» Written request:
Within the listing below, locate all lines containing the word "advertising". Copy each one.

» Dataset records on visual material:
>> Begin

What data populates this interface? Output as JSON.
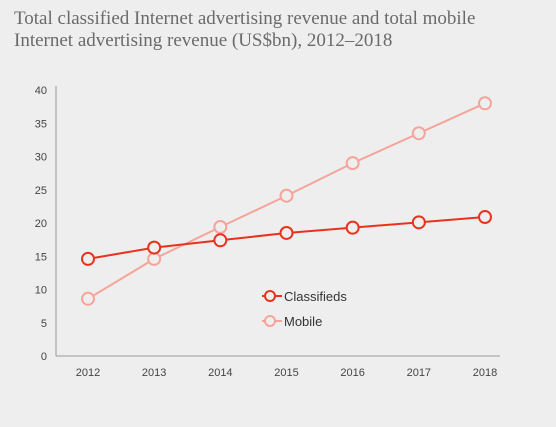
{
  "title_lines": [
    "Total classified Internet advertising revenue and total mobile",
    "Internet advertising revenue (US$bn), 2012–2018"
  ],
  "chart_data": {
    "type": "line",
    "title": "Total classified Internet advertising revenue and total mobile Internet advertising revenue (US$bn), 2012–2018",
    "x": [
      "2012",
      "2013",
      "2014",
      "2015",
      "2016",
      "2017",
      "2018"
    ],
    "ylim": [
      0,
      40
    ],
    "yticks": [
      0,
      5,
      10,
      15,
      20,
      25,
      30,
      35,
      40
    ],
    "grid": false,
    "legend_position": "bottom-center",
    "series": [
      {
        "name": "Classifieds",
        "color": "#e8321e",
        "values": [
          14.6,
          16.3,
          17.4,
          18.5,
          19.3,
          20.1,
          20.9
        ]
      },
      {
        "name": "Mobile",
        "color": "#f6a49a",
        "values": [
          8.6,
          14.6,
          19.4,
          24.1,
          29.0,
          33.5,
          38.0
        ]
      }
    ]
  }
}
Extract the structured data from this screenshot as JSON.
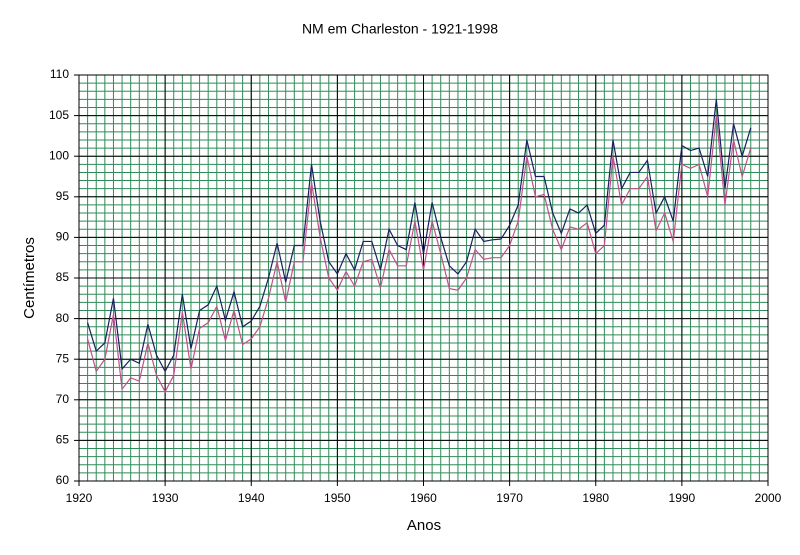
{
  "chart_data": {
    "type": "line",
    "title": "NM em Charleston - 1921-1998",
    "xlabel": "Anos",
    "ylabel": "Centímetros",
    "x": [
      1921,
      1922,
      1923,
      1924,
      1925,
      1926,
      1927,
      1928,
      1929,
      1930,
      1931,
      1932,
      1933,
      1934,
      1935,
      1936,
      1937,
      1938,
      1939,
      1940,
      1941,
      1942,
      1943,
      1944,
      1945,
      1946,
      1947,
      1948,
      1949,
      1950,
      1951,
      1952,
      1953,
      1954,
      1955,
      1956,
      1957,
      1958,
      1959,
      1960,
      1961,
      1962,
      1963,
      1964,
      1965,
      1966,
      1967,
      1968,
      1969,
      1970,
      1971,
      1972,
      1973,
      1974,
      1975,
      1976,
      1977,
      1978,
      1979,
      1980,
      1981,
      1982,
      1983,
      1984,
      1985,
      1986,
      1987,
      1988,
      1989,
      1990,
      1991,
      1992,
      1993,
      1994,
      1995,
      1996,
      1997,
      1998
    ],
    "series": [
      {
        "color": "#1a1f5e",
        "values": [
          79.5,
          76,
          77,
          82.5,
          73.8,
          75,
          74.5,
          79.3,
          75.5,
          73.5,
          75.5,
          83,
          76.3,
          81,
          81.7,
          84,
          79.8,
          83.3,
          79,
          79.7,
          81.5,
          85,
          89.3,
          84.5,
          89,
          89,
          99,
          92,
          87,
          85.5,
          88,
          86,
          89.5,
          89.5,
          86,
          91,
          89,
          88.5,
          94.3,
          88,
          94.3,
          90,
          86.5,
          85.5,
          87,
          91,
          89.5,
          89.7,
          89.8,
          91.5,
          94,
          102,
          97.5,
          97.5,
          93,
          90.5,
          93.5,
          93,
          94,
          90.5,
          91.5,
          102,
          96,
          98,
          98,
          99.5,
          93,
          95,
          92,
          101.3,
          100.7,
          101,
          97.5,
          107,
          96,
          104,
          100,
          103.5
        ]
      },
      {
        "color": "#c0508a",
        "values": [
          77.5,
          73.5,
          75,
          80.5,
          71.3,
          72.7,
          72.3,
          77,
          73,
          71,
          73,
          80.8,
          73.8,
          78.8,
          79.5,
          81.5,
          77.3,
          81,
          76.8,
          77.5,
          79,
          82.5,
          87,
          82,
          87,
          87,
          96.8,
          90,
          85,
          83.5,
          85.8,
          84,
          87,
          87.3,
          83.8,
          88.5,
          86.5,
          86.5,
          92,
          86,
          92,
          88,
          83.7,
          83.5,
          85,
          88.5,
          87.3,
          87.5,
          87.5,
          89,
          92,
          100,
          95,
          95.3,
          91,
          88.5,
          91.3,
          91,
          91.8,
          88,
          89,
          100,
          94,
          96,
          96,
          97.5,
          90.8,
          93,
          89.5,
          99,
          98.5,
          99,
          95,
          105,
          94,
          102,
          97.5,
          101
        ]
      }
    ],
    "xlim": [
      1920,
      2000
    ],
    "xticks": [
      1920,
      1930,
      1940,
      1950,
      1960,
      1970,
      1980,
      1990,
      2000
    ],
    "ylim": [
      60,
      110
    ],
    "yticks": [
      60,
      65,
      70,
      75,
      80,
      85,
      90,
      95,
      100,
      105,
      110
    ],
    "grid": true,
    "minor_grid": {
      "x": 1,
      "y": 1
    }
  }
}
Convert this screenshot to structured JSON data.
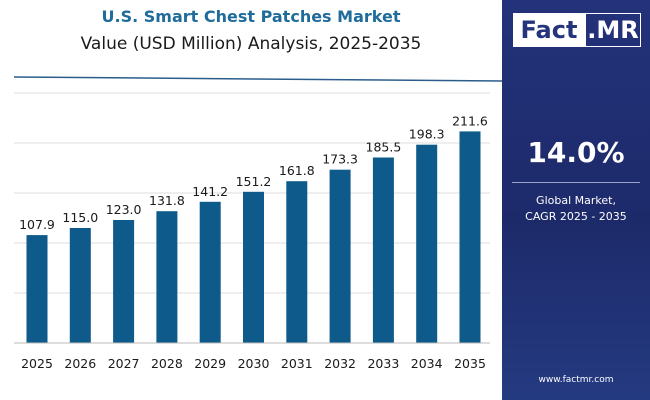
{
  "chart_data": {
    "type": "bar",
    "title": "U.S. Smart Chest Patches Market",
    "subtitle": "Value (USD Million) Analysis, 2025-2035",
    "categories": [
      "2025",
      "2026",
      "2027",
      "2028",
      "2029",
      "2030",
      "2031",
      "2032",
      "2033",
      "2034",
      "2035"
    ],
    "values": [
      107.9,
      115.0,
      123.0,
      131.8,
      141.2,
      151.2,
      161.8,
      173.3,
      185.5,
      198.3,
      211.6
    ],
    "value_labels": [
      "107.9",
      "115.0",
      "123.0",
      "131.8",
      "141.2",
      "151.2",
      "161.8",
      "173.3",
      "185.5",
      "198.3",
      "211.6"
    ],
    "ylim": [
      0,
      250
    ],
    "grid": true,
    "xlabel": "",
    "ylabel": ""
  },
  "colors": {
    "bar": "#0e5a8a",
    "title": "#1f6b9c",
    "sidebar": "#23327a",
    "grid": "#dcdcdc",
    "accent_line": "#2a5d8c"
  },
  "sidebar": {
    "logo_fact": "Fact",
    "logo_mr": ".MR",
    "cagr_value": "14.0%",
    "cagr_label_line1": "Global Market,",
    "cagr_label_line2": "CAGR 2025 - 2035",
    "website": "www.factmr.com"
  }
}
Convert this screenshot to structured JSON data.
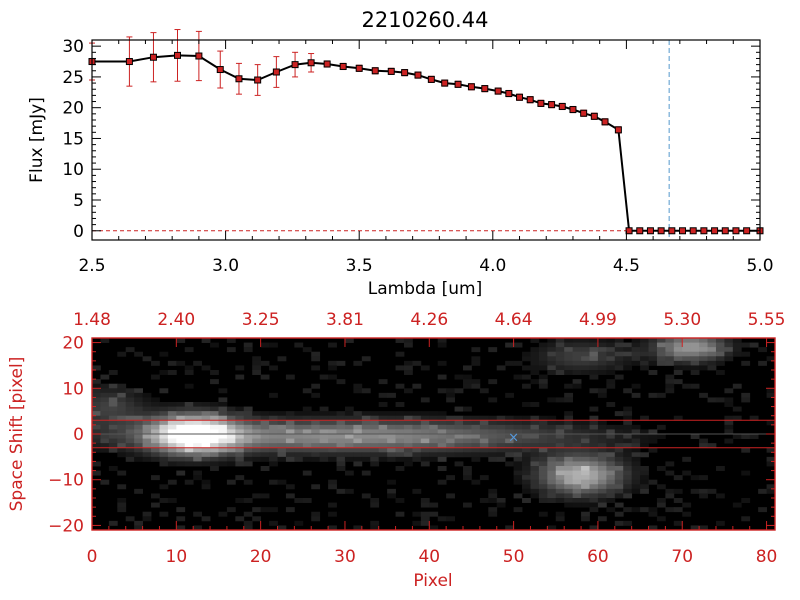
{
  "chart_data": [
    {
      "type": "line",
      "title": "2210260.44",
      "xlabel": "Lambda [um]",
      "ylabel": "Flux [mJy]",
      "xlim": [
        2.5,
        5.0
      ],
      "ylim": [
        -1.5,
        31
      ],
      "xticks": [
        2.5,
        3.0,
        3.5,
        4.0,
        4.5,
        5.0
      ],
      "xtick_labels": [
        "2.5",
        "3.0",
        "3.5",
        "4.0",
        "4.5",
        "5.0"
      ],
      "yticks": [
        0,
        5,
        10,
        15,
        20,
        25,
        30
      ],
      "ytick_labels": [
        "0",
        "5",
        "10",
        "15",
        "20",
        "25",
        "30"
      ],
      "reference_line_x": 4.66,
      "series": [
        {
          "name": "flux",
          "x": [
            2.5,
            2.64,
            2.73,
            2.82,
            2.9,
            2.98,
            3.05,
            3.12,
            3.19,
            3.26,
            3.32,
            3.38,
            3.44,
            3.5,
            3.56,
            3.62,
            3.67,
            3.72,
            3.77,
            3.82,
            3.87,
            3.92,
            3.97,
            4.02,
            4.06,
            4.1,
            4.14,
            4.18,
            4.22,
            4.26,
            4.3,
            4.34,
            4.38,
            4.42,
            4.47,
            4.51,
            4.55,
            4.59,
            4.63,
            4.67,
            4.71,
            4.75,
            4.79,
            4.83,
            4.87,
            4.91,
            4.95,
            5.0
          ],
          "y": [
            27.5,
            27.5,
            28.2,
            28.5,
            28.4,
            26.2,
            24.7,
            24.5,
            25.8,
            27.0,
            27.3,
            27.1,
            26.7,
            26.4,
            26.0,
            25.9,
            25.7,
            25.3,
            24.6,
            24.0,
            23.8,
            23.4,
            23.1,
            22.7,
            22.3,
            21.7,
            21.3,
            20.7,
            20.5,
            20.2,
            19.7,
            19.1,
            18.6,
            17.7,
            16.4,
            0,
            0,
            0,
            0,
            0,
            0,
            0,
            0,
            0,
            0,
            0,
            0,
            0
          ],
          "yerr": [
            3.0,
            4.0,
            4.0,
            4.2,
            4.0,
            3.0,
            2.5,
            2.5,
            2.5,
            2.0,
            1.5,
            0.5,
            0.5,
            0.5,
            0.5,
            0.5,
            0.5,
            0.5,
            0.5,
            0.5,
            0.5,
            0.5,
            0.5,
            0.5,
            0.5,
            0.5,
            0.5,
            0.5,
            0.5,
            0.5,
            0.5,
            0.5,
            0.5,
            0.5,
            0.5,
            0,
            0,
            0,
            0,
            0,
            0,
            0,
            0,
            0,
            0,
            0,
            0,
            0
          ]
        }
      ]
    },
    {
      "type": "heatmap",
      "xlabel": "Pixel",
      "ylabel": "Space Shift [pixel]",
      "xlim": [
        0,
        81
      ],
      "ylim": [
        -21,
        21
      ],
      "xticks": [
        0,
        10,
        20,
        30,
        40,
        50,
        60,
        70,
        80
      ],
      "xtick_labels": [
        "0",
        "10",
        "20",
        "30",
        "40",
        "50",
        "60",
        "70",
        "80"
      ],
      "yticks": [
        -20,
        -10,
        0,
        10,
        20
      ],
      "ytick_labels": [
        "−20",
        "−10",
        "0",
        "10",
        "20"
      ],
      "top_axis_wavelengths": [
        "1.48",
        "2.40",
        "3.25",
        "3.81",
        "4.26",
        "4.64",
        "4.99",
        "5.30",
        "5.55"
      ],
      "extraction_aperture": [
        -3,
        3
      ],
      "marker": {
        "pixel": 50,
        "shift": -0.5,
        "color": "#5599dd"
      },
      "sources": [
        {
          "pixel": 12,
          "shift": 0,
          "brightness": 1.0,
          "sigma_pixel": 3.5,
          "sigma_shift": 3.0
        },
        {
          "pixel": 30,
          "shift": -0.5,
          "brightness": 0.55,
          "sigma_pixel": 18,
          "sigma_shift": 2.5
        },
        {
          "pixel": 58,
          "shift": -9,
          "brightness": 0.7,
          "sigma_pixel": 3.5,
          "sigma_shift": 3.0
        },
        {
          "pixel": 71,
          "shift": 19,
          "brightness": 0.6,
          "sigma_pixel": 3.0,
          "sigma_shift": 2.2
        },
        {
          "pixel": 58,
          "shift": 17,
          "brightness": 0.25,
          "sigma_pixel": 4.0,
          "sigma_shift": 2.5
        },
        {
          "pixel": 2,
          "shift": 6,
          "brightness": 0.25,
          "sigma_pixel": 3.0,
          "sigma_shift": 3.0
        }
      ]
    }
  ],
  "colors": {
    "axis": "#000000",
    "axis2": "#cc2222",
    "marker": "#cc2222",
    "refline": "#5599cc"
  }
}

>> End

» Written answer:
    "Total classified Internet advertising revenue and total mobile",
    "Internet advertising revenue (US$bn), 2012–2018"
    "title": "Total classified Internet advertising revenue and total mobile Internet advertising revenue (US$bn), 2012–2018",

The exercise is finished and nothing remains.